-- PROBLEM TO SOLVE --
Using the records that follow, copy every line containing the word "want".

[Saved data entries]
— begin —

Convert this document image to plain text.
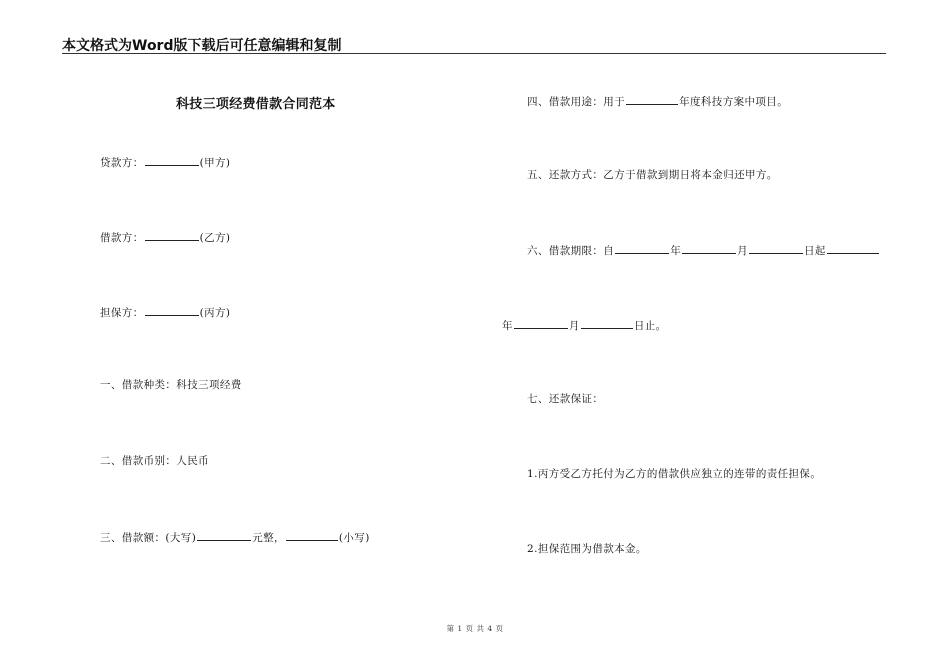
本文格式为Word版下载后可任意编辑和复制
科技三项经费借款合同范本
贷款方：	(甲方)
借款方：	(乙方)
担保方：	(丙方)
一、借款种类：科技三项经费
二、借款币别：人民币
三、借款额：(大写)	元整，	(小写)
四、借款用途：用于	年度科技方案中项目。
五、还款方式：乙方于借款到期日将本金归还甲方。
六、借款期限：自	年	月	日起
年	月	日止。
七、还款保证：
1.丙方受乙方托付为乙方的借款供应独立的连带的责任担保。
2.担保范围为借款本金。
第 1 页 共 4 页
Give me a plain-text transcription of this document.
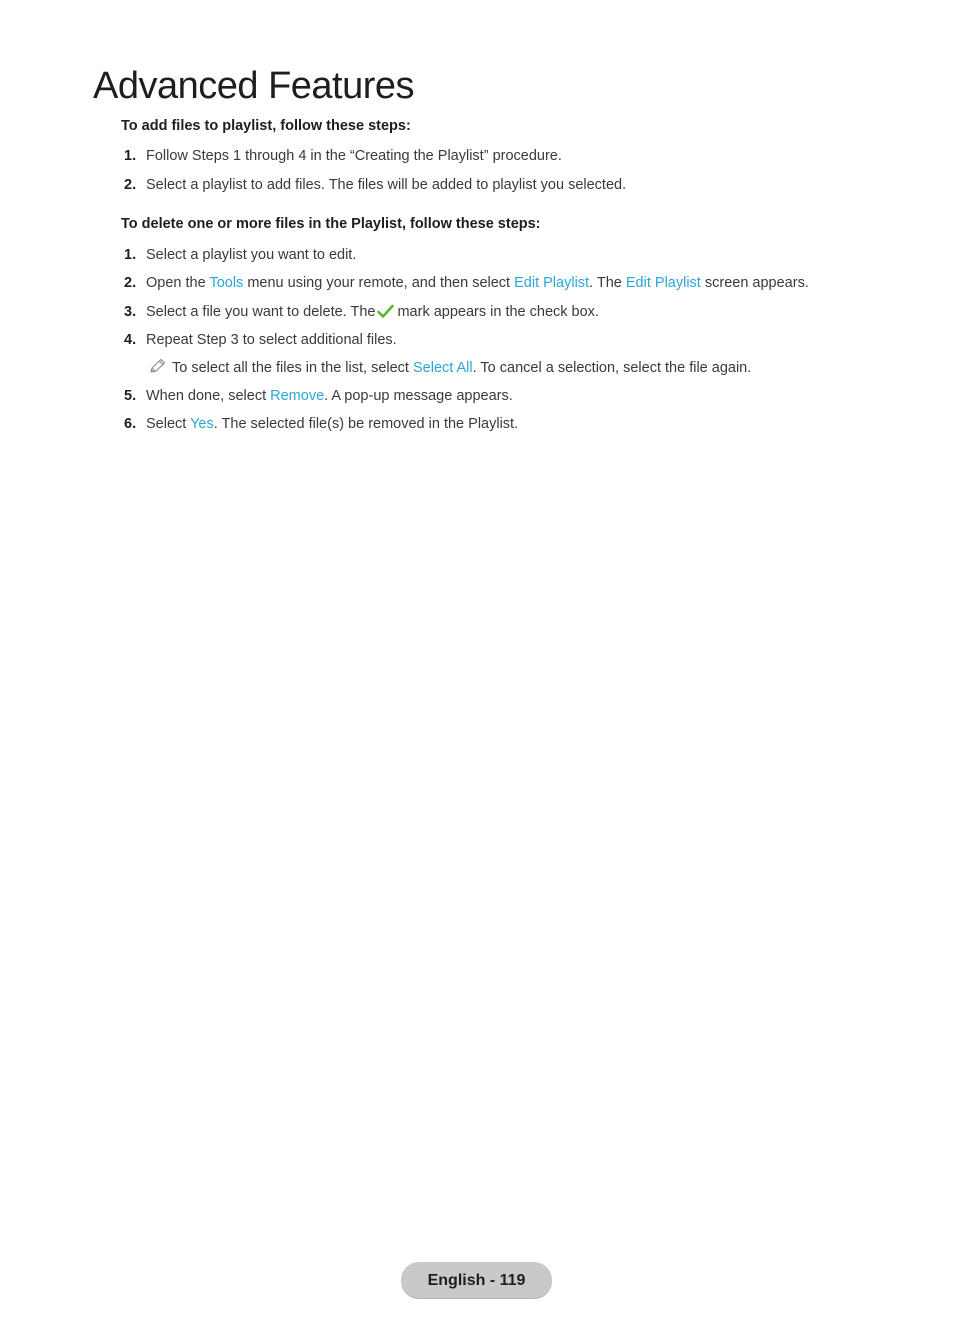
Advanced Features

To add files to playlist, follow these steps:

1. Follow Steps 1 through 4 in the “Creating the Playlist” procedure.
2. Select a playlist to add files. The files will be added to playlist you selected.

To delete one or more files in the Playlist, follow these steps:

1. Select a playlist you want to edit.
2. Open the Tools menu using your remote, and then select Edit Playlist. The Edit Playlist screen appears.
3. Select a file you want to delete. The mark appears in the check box.
4. Repeat Step 3 to select additional files.
To select all the files in the list, select Select All. To cancel a selection, select the file again.
5. When done, select Remove. A pop-up message appears.
6. Select Yes. The selected file(s) be removed in the Playlist.
English - 119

— end —

-- SOLUTION TO THE PROBLEM --
1. Select a playlist you want to edit.
3. Select a file you want to delete. The mark appears in the check box.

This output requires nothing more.